── Extracted material
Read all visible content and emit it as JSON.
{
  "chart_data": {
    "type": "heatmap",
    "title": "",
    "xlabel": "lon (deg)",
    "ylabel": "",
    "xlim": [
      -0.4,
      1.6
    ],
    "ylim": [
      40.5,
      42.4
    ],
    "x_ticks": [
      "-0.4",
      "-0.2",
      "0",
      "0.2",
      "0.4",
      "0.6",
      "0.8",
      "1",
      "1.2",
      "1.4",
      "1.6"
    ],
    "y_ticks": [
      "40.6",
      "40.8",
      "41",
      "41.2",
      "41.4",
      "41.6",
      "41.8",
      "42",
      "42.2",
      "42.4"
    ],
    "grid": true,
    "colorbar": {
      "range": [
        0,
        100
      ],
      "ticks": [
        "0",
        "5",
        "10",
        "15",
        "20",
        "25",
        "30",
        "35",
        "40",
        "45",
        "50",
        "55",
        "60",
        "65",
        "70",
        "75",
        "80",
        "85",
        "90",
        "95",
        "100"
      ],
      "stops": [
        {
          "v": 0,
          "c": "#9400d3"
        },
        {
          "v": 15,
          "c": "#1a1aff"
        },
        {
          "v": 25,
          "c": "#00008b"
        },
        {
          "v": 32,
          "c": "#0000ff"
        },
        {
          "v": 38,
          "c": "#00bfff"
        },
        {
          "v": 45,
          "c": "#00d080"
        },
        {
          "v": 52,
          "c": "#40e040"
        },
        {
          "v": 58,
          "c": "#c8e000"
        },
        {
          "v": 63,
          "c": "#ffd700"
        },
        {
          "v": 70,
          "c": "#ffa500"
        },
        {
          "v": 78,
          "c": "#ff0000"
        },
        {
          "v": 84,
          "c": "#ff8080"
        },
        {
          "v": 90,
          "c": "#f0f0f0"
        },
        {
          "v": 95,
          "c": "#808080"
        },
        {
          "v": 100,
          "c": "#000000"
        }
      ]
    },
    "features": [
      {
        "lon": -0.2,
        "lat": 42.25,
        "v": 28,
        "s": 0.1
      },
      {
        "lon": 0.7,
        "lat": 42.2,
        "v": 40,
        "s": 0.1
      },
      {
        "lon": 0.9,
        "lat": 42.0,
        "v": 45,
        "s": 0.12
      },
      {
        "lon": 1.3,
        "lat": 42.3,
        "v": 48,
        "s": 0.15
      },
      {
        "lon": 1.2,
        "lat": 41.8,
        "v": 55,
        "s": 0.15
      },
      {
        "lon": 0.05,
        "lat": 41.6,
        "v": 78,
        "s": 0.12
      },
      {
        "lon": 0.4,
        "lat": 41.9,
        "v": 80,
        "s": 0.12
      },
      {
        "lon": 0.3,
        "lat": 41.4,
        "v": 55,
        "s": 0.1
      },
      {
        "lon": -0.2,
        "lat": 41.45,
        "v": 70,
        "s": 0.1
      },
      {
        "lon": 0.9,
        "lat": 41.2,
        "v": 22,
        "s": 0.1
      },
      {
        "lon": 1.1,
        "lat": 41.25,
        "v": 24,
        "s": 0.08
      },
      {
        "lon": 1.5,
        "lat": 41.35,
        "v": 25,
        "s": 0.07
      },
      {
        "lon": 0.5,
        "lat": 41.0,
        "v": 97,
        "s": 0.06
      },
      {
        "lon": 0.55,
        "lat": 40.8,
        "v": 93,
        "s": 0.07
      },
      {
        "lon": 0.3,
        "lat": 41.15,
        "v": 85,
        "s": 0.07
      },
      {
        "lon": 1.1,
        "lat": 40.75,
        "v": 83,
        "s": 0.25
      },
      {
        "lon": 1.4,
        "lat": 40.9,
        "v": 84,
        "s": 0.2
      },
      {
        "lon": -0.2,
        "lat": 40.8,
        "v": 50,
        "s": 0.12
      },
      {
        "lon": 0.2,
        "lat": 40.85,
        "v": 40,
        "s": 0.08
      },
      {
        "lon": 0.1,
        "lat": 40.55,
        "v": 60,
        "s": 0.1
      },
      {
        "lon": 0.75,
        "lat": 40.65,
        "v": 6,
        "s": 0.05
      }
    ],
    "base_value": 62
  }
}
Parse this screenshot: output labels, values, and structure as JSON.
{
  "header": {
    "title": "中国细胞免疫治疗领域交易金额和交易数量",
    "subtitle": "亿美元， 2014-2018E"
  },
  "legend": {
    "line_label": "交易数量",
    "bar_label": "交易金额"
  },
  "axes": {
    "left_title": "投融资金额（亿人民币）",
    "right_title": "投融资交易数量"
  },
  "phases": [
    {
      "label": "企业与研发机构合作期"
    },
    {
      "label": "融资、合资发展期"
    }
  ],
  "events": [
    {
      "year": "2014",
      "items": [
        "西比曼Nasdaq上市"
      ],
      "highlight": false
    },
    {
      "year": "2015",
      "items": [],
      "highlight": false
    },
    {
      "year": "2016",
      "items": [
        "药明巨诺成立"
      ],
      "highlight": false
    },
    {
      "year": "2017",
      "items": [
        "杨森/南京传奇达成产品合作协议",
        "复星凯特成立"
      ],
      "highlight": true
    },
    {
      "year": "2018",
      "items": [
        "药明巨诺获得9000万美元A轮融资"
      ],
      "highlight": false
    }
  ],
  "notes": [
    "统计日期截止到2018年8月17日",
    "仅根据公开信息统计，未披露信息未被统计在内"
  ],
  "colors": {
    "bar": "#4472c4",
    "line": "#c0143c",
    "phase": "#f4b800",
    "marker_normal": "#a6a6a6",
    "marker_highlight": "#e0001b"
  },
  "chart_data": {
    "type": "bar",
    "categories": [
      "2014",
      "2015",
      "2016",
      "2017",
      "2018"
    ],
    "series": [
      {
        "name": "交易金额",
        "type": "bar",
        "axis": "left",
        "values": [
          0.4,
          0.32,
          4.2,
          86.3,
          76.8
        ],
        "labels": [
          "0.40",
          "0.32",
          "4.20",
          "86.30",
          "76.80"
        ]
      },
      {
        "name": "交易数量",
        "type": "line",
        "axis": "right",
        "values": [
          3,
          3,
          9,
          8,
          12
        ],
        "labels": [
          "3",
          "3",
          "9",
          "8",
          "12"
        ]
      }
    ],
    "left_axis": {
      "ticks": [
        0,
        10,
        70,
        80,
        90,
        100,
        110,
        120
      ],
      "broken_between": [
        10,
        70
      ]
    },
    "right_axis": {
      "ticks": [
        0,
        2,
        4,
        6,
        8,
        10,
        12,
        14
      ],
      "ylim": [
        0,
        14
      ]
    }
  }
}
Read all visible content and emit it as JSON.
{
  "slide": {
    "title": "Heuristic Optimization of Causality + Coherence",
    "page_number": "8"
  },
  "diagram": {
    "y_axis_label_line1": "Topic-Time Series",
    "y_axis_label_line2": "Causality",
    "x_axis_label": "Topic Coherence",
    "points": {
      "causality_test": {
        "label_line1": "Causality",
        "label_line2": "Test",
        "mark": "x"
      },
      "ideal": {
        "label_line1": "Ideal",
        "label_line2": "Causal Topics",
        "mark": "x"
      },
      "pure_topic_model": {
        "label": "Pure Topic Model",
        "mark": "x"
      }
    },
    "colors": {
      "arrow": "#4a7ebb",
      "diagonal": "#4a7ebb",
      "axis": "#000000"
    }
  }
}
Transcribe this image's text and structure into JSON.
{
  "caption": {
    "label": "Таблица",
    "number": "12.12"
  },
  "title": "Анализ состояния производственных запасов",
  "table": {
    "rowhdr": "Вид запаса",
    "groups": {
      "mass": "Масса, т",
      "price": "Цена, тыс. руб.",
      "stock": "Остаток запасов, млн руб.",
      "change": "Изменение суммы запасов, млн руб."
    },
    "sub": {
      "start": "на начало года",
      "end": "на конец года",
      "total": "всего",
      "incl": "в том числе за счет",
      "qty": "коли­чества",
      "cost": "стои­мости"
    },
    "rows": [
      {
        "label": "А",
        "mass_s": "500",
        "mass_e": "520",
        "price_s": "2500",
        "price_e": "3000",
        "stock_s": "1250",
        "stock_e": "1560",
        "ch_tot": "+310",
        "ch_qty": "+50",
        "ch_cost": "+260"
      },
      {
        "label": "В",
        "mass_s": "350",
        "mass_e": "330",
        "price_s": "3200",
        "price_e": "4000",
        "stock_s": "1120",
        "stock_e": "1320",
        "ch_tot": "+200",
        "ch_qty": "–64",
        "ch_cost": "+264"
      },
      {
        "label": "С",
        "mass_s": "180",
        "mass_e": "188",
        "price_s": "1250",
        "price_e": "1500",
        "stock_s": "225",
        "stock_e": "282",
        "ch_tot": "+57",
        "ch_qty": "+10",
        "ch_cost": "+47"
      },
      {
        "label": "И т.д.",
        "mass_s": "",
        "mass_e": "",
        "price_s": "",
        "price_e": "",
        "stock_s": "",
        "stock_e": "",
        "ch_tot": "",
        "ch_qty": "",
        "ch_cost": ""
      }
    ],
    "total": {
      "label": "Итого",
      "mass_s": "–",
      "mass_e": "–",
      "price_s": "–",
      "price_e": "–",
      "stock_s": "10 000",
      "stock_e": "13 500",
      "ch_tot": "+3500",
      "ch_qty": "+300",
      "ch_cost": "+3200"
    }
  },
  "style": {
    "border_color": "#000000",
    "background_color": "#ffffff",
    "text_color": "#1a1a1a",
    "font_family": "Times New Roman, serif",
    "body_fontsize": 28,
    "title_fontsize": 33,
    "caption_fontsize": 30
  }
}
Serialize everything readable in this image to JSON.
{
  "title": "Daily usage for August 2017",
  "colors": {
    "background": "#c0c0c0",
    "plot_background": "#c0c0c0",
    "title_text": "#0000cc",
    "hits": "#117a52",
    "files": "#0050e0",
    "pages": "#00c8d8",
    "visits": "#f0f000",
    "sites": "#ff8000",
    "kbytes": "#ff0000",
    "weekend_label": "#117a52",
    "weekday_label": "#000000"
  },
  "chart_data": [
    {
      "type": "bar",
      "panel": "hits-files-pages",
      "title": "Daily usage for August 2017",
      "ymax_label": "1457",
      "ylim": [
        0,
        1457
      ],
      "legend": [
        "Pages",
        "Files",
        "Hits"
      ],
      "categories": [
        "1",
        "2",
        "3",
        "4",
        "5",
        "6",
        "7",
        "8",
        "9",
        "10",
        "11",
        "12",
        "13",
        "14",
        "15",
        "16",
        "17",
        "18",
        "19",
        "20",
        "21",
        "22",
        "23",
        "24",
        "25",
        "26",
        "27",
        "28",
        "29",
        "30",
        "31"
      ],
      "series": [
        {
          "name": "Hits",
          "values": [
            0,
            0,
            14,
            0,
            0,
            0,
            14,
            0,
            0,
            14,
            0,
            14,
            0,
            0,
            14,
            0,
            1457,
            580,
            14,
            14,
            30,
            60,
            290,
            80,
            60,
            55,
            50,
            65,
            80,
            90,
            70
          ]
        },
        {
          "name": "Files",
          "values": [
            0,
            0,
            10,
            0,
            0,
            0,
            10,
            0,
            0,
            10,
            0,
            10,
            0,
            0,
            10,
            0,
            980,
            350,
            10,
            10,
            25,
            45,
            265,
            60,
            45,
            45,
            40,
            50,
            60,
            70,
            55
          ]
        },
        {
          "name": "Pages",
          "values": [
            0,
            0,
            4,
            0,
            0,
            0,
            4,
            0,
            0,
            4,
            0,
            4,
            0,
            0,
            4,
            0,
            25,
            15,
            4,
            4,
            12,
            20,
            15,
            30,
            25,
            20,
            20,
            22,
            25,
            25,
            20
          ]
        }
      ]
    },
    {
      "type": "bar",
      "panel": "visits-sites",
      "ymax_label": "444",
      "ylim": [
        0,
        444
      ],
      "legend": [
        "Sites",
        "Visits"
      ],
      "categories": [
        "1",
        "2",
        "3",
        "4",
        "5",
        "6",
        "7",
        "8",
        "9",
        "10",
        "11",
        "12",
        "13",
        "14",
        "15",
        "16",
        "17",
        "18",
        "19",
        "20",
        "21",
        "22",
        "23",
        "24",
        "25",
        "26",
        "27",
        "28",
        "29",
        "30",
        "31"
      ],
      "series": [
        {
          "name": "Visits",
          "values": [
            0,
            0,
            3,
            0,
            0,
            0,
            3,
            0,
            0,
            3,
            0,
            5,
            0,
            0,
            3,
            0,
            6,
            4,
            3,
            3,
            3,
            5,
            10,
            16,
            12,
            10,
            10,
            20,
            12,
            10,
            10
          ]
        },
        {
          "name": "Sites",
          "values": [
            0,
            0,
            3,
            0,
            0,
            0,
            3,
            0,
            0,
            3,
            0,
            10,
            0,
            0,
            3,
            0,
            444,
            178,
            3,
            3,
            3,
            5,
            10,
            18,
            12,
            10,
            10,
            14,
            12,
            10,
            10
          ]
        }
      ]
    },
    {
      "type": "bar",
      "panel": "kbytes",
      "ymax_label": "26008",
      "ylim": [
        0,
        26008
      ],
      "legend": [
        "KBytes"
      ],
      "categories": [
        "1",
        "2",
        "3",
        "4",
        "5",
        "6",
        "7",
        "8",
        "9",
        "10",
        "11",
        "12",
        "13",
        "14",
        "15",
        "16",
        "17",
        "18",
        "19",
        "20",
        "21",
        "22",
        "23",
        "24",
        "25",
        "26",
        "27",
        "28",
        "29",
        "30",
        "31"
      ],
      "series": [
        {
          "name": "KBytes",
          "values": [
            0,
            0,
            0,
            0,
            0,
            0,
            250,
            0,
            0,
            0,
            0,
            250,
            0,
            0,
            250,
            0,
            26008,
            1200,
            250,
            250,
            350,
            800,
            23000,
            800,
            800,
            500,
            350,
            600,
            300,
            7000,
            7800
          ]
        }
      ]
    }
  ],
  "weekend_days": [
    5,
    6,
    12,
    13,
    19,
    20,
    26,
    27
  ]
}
────
● Requirement
Tally the lines of the data that contain the string "JSON" and report the total alone.

● Output
5